▸ **RECORDS TO USE**:
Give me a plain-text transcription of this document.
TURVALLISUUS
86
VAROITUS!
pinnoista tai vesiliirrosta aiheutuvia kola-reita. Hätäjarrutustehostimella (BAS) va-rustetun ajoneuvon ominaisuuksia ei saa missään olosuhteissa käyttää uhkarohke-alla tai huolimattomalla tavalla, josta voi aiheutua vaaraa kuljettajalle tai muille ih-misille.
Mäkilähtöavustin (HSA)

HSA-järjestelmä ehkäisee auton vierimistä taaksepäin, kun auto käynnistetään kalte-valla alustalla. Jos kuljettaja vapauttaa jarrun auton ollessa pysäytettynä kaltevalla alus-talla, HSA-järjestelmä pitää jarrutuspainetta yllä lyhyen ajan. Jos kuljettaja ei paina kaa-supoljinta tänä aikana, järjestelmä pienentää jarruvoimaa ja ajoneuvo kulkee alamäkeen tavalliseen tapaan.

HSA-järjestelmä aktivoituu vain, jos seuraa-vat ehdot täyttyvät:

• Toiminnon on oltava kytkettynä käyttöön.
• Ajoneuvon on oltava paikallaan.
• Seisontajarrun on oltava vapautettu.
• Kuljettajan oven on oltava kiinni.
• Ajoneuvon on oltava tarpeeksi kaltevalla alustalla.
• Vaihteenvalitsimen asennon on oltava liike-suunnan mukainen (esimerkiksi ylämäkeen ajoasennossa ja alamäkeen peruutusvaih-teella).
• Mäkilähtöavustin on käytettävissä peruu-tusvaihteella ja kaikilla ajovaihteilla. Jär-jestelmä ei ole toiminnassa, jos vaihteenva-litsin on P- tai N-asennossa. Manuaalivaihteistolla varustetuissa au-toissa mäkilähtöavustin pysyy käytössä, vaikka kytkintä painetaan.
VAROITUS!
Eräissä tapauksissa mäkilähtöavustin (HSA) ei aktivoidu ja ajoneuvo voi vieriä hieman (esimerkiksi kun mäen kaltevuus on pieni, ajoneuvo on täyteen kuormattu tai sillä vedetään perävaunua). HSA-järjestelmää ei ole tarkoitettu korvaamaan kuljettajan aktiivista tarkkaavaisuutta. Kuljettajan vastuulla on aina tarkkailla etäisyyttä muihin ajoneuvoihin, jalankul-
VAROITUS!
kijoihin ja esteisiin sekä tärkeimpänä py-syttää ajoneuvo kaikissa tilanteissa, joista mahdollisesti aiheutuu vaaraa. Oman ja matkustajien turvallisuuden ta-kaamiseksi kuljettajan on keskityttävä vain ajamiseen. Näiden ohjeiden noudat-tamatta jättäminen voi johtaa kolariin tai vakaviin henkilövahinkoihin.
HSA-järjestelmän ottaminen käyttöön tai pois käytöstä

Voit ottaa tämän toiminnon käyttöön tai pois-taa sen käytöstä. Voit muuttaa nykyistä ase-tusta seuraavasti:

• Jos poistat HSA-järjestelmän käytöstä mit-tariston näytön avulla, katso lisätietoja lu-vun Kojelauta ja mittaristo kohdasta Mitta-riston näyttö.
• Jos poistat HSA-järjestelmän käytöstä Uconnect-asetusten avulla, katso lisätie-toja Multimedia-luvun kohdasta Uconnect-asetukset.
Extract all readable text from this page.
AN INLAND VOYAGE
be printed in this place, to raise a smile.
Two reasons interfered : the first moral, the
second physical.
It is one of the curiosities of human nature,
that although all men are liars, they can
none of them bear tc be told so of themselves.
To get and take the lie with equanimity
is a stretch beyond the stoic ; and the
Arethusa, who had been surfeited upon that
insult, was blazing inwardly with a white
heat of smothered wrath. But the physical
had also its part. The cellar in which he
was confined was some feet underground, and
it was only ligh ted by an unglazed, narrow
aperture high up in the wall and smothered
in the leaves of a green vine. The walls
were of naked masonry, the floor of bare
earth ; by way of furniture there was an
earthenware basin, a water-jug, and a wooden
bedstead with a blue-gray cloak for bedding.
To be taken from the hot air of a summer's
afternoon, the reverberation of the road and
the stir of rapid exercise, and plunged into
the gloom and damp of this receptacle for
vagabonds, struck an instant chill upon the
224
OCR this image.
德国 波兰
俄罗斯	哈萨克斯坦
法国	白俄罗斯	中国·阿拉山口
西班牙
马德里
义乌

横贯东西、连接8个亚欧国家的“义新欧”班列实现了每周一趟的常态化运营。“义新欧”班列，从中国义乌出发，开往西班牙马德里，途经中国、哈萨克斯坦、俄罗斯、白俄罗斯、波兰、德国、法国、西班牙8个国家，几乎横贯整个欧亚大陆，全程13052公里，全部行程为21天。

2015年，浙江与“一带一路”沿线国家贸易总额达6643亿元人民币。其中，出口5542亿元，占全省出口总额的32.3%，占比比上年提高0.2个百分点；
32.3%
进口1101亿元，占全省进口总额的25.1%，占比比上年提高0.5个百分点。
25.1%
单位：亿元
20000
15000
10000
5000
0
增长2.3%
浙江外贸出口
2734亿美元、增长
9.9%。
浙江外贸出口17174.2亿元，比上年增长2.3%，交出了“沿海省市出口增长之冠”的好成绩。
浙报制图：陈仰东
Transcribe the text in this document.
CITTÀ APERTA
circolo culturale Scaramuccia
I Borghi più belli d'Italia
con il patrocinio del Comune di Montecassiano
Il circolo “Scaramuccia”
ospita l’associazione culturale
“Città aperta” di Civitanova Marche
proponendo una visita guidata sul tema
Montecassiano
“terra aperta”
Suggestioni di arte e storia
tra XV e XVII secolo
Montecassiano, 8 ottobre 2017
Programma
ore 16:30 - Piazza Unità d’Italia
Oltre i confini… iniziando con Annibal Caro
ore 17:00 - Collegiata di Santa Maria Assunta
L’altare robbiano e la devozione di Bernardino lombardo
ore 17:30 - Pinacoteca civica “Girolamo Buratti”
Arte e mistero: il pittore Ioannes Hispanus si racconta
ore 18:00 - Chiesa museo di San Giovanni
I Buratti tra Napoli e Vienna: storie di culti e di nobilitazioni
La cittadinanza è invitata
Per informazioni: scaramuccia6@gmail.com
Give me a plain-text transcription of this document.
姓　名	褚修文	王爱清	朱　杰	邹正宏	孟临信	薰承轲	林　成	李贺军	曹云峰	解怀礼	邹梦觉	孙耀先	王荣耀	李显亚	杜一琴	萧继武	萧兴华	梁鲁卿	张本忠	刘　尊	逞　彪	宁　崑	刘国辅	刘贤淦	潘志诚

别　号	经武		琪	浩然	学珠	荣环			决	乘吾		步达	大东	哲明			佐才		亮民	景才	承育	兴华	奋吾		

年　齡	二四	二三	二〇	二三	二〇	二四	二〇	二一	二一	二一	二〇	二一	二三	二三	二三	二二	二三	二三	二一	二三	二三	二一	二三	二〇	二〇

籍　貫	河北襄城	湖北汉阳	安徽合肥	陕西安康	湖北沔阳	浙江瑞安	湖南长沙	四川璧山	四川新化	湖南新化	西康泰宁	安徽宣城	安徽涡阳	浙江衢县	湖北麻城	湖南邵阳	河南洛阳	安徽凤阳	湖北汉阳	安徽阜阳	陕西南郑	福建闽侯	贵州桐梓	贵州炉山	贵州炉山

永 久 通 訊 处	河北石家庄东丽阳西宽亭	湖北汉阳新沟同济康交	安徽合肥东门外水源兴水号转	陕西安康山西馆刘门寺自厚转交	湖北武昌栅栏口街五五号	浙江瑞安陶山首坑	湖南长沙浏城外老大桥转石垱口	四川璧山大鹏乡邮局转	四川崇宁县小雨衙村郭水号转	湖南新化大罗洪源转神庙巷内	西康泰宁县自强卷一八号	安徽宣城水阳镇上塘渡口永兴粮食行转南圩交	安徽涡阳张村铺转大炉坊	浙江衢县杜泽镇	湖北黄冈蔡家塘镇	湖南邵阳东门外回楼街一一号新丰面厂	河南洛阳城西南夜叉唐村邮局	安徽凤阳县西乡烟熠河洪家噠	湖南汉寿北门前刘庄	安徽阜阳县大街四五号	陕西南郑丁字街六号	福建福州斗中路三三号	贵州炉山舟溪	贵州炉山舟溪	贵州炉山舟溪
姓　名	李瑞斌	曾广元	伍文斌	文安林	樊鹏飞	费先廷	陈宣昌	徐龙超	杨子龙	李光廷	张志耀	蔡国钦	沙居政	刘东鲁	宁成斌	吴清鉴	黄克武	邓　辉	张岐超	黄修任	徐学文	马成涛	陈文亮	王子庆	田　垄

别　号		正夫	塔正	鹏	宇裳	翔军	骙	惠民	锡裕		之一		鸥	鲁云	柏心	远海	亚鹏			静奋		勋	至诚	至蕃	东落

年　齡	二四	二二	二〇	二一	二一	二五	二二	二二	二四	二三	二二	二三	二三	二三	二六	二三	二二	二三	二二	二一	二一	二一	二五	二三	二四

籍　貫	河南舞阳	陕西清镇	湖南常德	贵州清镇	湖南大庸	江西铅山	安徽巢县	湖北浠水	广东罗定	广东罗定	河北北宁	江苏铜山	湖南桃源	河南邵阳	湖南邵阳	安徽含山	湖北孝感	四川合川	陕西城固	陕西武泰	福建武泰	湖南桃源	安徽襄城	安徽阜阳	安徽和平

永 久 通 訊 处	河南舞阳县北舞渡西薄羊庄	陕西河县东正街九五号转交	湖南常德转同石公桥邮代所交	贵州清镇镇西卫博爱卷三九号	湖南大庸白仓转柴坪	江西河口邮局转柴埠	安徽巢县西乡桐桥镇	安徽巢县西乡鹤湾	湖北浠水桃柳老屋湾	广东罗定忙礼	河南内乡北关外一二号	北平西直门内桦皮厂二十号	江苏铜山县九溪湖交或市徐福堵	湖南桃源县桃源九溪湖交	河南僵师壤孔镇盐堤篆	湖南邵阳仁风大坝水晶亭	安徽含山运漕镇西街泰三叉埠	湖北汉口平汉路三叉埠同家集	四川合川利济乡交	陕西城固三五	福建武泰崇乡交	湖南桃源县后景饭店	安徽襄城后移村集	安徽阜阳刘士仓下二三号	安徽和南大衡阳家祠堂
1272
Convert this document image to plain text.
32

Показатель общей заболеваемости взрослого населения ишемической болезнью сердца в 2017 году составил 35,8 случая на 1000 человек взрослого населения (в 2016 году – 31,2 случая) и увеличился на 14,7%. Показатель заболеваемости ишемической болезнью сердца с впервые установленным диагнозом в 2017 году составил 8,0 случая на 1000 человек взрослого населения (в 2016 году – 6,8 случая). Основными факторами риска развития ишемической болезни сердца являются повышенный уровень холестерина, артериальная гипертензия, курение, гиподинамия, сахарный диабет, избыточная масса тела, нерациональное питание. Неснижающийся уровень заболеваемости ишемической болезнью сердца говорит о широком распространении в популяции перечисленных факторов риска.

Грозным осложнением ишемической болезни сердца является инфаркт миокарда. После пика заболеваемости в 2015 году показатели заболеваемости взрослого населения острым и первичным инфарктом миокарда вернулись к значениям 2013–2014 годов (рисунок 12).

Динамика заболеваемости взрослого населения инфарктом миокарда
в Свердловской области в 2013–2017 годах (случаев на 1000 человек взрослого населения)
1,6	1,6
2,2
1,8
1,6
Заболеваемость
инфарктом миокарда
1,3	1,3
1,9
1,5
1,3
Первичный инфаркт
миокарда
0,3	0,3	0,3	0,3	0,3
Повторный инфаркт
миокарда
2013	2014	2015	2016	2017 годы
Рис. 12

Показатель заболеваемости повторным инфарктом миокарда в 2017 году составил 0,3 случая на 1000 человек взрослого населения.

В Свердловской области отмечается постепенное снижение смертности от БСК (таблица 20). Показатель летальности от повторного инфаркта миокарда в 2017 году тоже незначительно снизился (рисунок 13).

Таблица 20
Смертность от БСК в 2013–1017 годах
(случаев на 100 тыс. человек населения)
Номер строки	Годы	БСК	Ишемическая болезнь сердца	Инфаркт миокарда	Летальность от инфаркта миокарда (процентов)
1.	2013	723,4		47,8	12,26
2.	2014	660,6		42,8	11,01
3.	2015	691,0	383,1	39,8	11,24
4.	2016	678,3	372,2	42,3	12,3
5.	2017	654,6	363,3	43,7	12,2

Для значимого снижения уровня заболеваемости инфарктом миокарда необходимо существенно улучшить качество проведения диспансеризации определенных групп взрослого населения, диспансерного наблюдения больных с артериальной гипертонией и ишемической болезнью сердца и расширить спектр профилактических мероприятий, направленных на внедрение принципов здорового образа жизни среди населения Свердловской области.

▸ **SHORT EXERCISE**:
Gather each line of the listing that holds the string "from".

▸ **WRITTEN SOLUTION**:
Extract all readable text from this page.
To be taken from the hot air of a summer's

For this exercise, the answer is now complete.